Figure record extracts
**********

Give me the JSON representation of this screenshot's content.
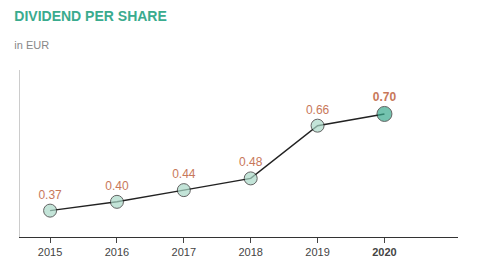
{
  "chart_data": {
    "type": "line",
    "title": "DIVIDEND PER SHARE",
    "subtitle": "in EUR",
    "x": [
      2015,
      2016,
      2017,
      2018,
      2019,
      2020
    ],
    "values": [
      0.37,
      0.4,
      0.44,
      0.48,
      0.66,
      0.7
    ],
    "value_labels": [
      "0.37",
      "0.40",
      "0.44",
      "0.48",
      "0.66",
      "0.70"
    ],
    "data_labels": true,
    "color": "#222222",
    "colors": [
      "#aad9c8",
      "#aad9c8",
      "#aad9c8",
      "#aad9c8",
      "#aad9c8",
      "#3aab8e"
    ],
    "marker": "circle",
    "xlim": [
      2014.55,
      2021.1
    ],
    "xticks": [
      2015,
      2016,
      2017,
      2018,
      2019,
      2020
    ],
    "ylim": [
      0.28,
      0.85
    ],
    "grid": false,
    "tick_labels": "x"
  }
}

**********

Output, exactly, all the records above; include no pictures.

Final result:
Give me the JSON representation of this screenshot's content.
{
  "chart_data": {
    "type": "line",
    "title": "DIVIDEND PER SHARE",
    "subtitle": "in EUR",
    "x": [
      2015,
      2016,
      2017,
      2018,
      2019,
      2020
    ],
    "values": [
      0.37,
      0.4,
      0.44,
      0.48,
      0.66,
      0.7
    ],
    "value_labels": [
      "0.37",
      "0.40",
      "0.44",
      "0.48",
      "0.66",
      "0.70"
    ],
    "data_labels": true,
    "color": "#222222",
    "colors": [
      "#aad9c8",
      "#aad9c8",
      "#aad9c8",
      "#aad9c8",
      "#aad9c8",
      "#3aab8e"
    ],
    "marker": "circle",
    "xlim": [
      2014.55,
      2021.1
    ],
    "xticks": [
      2015,
      2016,
      2017,
      2018,
      2019,
      2020
    ],
    "ylim": [
      0.28,
      0.85
    ],
    "grid": false,
    "tick_labels": "x"
  }
}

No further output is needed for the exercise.